● Exercise brief: Every line containing the word "препаратами" needs to be found and copied.

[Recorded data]

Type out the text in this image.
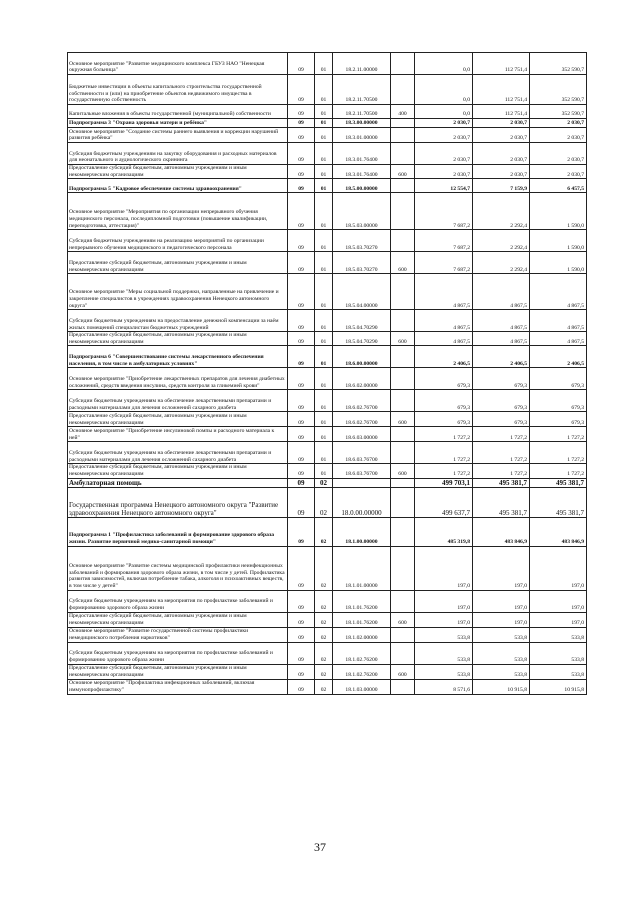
Основное мероприятие "Развитие медицинского комплекса ГБУЗ НАО "Ненецкая окружная больница"	09	01	18.2.11.00000		0,0	112 751,4	352 590,7
Бюджетные инвестиции в объекты капитального строительства государственной собственности и (или) на приобретение объектов недвижимого имущества в государственную собственность	09	01	18.2.11.70500		0,0	112 751,4	352 590,7
Капитальные вложения в объекты государственной (муниципальной) собственности	09	01	18.2.11.70500	400	0,0	112 751,4	352 590,7
Подпрограмма 3 "Охрана здоровья матери и ребёнка"	09	01	18.3.00.00000		2 030,7	2 030,7	2 030,7
Основное мероприятие "Создание системы раннего выявления и коррекции нарушений развития ребёнка"	09	01	18.3.01.00000		2 030,7	2 030,7	2 030,7
Субсидия бюджетным учреждениям на закупку оборудования и расходных материалов для неонатального и аудиологического скрининга	09	01	18.3.01.76400		2 030,7	2 030,7	2 030,7
Предоставление субсидий бюджетным, автономным учреждениям и иным некоммерческим организациям	09	01	18.3.01.76400	600	2 030,7	2 030,7	2 030,7
Подпрограмма 5 "Кадровое обеспечение системы здравоохранения"	09	01	18.5.00.00000		12 554,7	7 159,9	6 457,5
Основное мероприятие "Мероприятия по организации непрерывного обучения медицинского персонала, последипломной подготовки (повышение квалификации, переподготовка, аттестация)"	09	01	18.5.03.00000		7 687,2	2 292,4	1 590,0
Субсидия бюджетным учреждениям на реализацию мероприятий по организации непрерывного обучения медицинского и педагогического персонала	09	01	18.5.03.70270		7 687,2	2 292,4	1 590,0
Предоставление субсидий бюджетным, автономным учреждениям и иным некоммерческим организациям	09	01	18.5.03.70270	600	7 687,2	2 292,4	1 590,0
Основное мероприятие "Меры социальной поддержки, направленные на привлечение и закрепление специалистов в учреждениях здравоохранения Ненецкого автономного округа"	09	01	18.5.04.00000		4 867,5	4 867,5	4 867,5
Субсидии бюджетным учреждениям на предоставление денежной компенсации за наём жилых помещений специалистам бюджетных учреждений	09	01	18.5.04.70290		4 867,5	4 867,5	4 867,5
Предоставление субсидий бюджетным, автономным учреждениям и иным некоммерческим организациям	09	01	18.5.04.70290	600	4 867,5	4 867,5	4 867,5
Подпрограмма 6 "Совершенствование системы лекарственного обеспечения населения, в том числе в амбулаторных условиях"	09	01	18.6.00.00000		2 406,5	2 406,5	2 406,5
Основное мероприятие "Приобретение лекарственных препаратов для лечения диабетных осложнений, средств введения инсулина, средств контроля за гликемией крови"	09	01	18.6.02.00000		679,3	679,3	679,3
Субсидии бюджетным учреждениям на обеспечение лекарственными препаратами и расходными материалами для лечения осложнений сахарного диабета	09	01	18.6.02.76700		679,3	679,3	679,3
Предоставление субсидий бюджетным, автономным учреждениям и иным некоммерческим организациям	09	01	18.6.02.76700	600	679,3	679,3	679,3
Основное мероприятие "Приобретение инсулиновой помпы и расходного материала к ней"	09	01	18.6.03.00000		1 727,2	1 727,2	1 727,2
Субсидии бюджетным учреждениям на обеспечение лекарственными препаратами и расходными материалами для лечения осложнений сахарного диабета	09	01	18.6.03.76700		1 727,2	1 727,2	1 727,2
Предоставление субсидий бюджетным, автономным учреждениям и иным некоммерческим организациям	09	01	18.6.03.76700	600	1 727,2	1 727,2	1 727,2
Амбулаторная помощь	09	02			499 703,1	495 381,7	495 381,7
Государственная программа Ненецкого автономного округа "Развитие здравоохранения Ненецкого автономного округа"	09	02	18.0.00.00000		499 637,7	495 381,7	495 381,7
Подпрограмма 1 "Профилактика заболеваний и формирование здорового образа жизни. Развитие первичной медико-санитарной помощи"	09	02	18.1.00.00000		485 319,8	483 846,9	483 846,9
Основное мероприятие "Развитие системы медицинской профилактики неинфекционных заболеваний и формирования здорового образа жизни, в том числе у детей. Профилактика развития зависимостей, включая потребление табака, алкоголя и психоактивных веществ, в том числе у детей"	09	02	18.1.01.00000		197,0	197,0	197,0
Субсидии бюджетным учреждениям на мероприятия по профилактике заболеваний и формированию здорового образа жизни	09	02	18.1.01.76200		197,0	197,0	197,0
Предоставление субсидий бюджетным, автономным учреждениям и иным некоммерческим организациям	09	02	18.1.01.76200	600	197,0	197,0	197,0
Основное мероприятие "Развитие государственной системы профилактики немедицинского потребления наркотиков"	09	02	18.1.02.00000		533,8	533,8	533,8
Субсидии бюджетным учреждениям на мероприятия по профилактике заболеваний и формированию здорового образа жизни	09	02	18.1.02.76200		533,8	533,8	533,8
Предоставление субсидий бюджетным, автономным учреждениям и иным некоммерческим организациям	09	02	18.1.02.76200	600	533,8	533,8	533,8
Основное мероприятие "Профилактика инфекционных заболеваний, включая иммунопрофилактику"	09	02	18.1.03.00000		8 571,6	10 915,8	10 915,8
37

● Solution:
Субсидии бюджетным учреждениям на обеспечение лекарственными препаратами и расходными материалами для лечения осложнений сахарного диабета	09	01	18.6.02.76700		679,3	679,3	679,3
Субсидии бюджетным учреждениям на обеспечение лекарственными препаратами и расходными материалами для лечения осложнений сахарного диабета	09	01	18.6.03.76700		1 727,2	1 727,2	1 727,2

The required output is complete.